------ Source material

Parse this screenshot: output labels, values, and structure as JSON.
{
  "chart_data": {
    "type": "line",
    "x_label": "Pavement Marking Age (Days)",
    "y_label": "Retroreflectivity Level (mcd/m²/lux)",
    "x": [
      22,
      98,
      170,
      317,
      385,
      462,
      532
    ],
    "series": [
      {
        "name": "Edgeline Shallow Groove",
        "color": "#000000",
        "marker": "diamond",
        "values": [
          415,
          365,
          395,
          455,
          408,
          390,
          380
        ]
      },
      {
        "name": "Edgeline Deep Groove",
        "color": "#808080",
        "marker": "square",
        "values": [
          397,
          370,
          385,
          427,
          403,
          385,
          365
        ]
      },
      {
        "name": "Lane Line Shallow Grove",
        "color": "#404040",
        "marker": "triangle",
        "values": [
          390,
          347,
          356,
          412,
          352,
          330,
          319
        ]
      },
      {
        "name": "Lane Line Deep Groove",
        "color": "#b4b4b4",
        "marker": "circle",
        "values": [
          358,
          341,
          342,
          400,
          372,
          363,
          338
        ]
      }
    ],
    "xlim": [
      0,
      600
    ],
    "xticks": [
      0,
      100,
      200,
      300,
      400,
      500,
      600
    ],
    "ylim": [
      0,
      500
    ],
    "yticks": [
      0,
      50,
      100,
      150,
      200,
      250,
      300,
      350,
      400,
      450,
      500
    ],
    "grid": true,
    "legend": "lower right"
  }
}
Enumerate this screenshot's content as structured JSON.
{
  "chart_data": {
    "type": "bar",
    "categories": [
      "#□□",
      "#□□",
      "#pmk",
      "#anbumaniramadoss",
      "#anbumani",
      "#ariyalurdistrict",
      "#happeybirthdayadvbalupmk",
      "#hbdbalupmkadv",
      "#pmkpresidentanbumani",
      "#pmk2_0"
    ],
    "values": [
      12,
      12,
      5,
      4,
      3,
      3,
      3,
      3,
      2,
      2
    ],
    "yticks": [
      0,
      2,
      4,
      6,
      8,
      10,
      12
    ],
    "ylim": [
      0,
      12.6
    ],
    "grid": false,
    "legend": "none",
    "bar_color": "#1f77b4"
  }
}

------------

Given exercise ▸
Can you quote exactly the lines from the one containing "Enumerate this screenshot's" through the last line of the records above, and nothing else?

Task output ▸
Enumerate this screenshot's content as structured JSON.
{
  "chart_data": {
    "type": "bar",
    "categories": [
      "#□□",
      "#□□",
      "#pmk",
      "#anbumaniramadoss",
      "#anbumani",
      "#ariyalurdistrict",
      "#happeybirthdayadvbalupmk",
      "#hbdbalupmkadv",
      "#pmkpresidentanbumani",
      "#pmk2_0"
    ],
    "values": [
      12,
      12,
      5,
      4,
      3,
      3,
      3,
      3,
      2,
      2
    ],
    "yticks": [
      0,
      2,
      4,
      6,
      8,
      10,
      12
    ],
    "ylim": [
      0,
      12.6
    ],
    "grid": false,
    "legend": "none",
    "bar_color": "#1f77b4"
  }
}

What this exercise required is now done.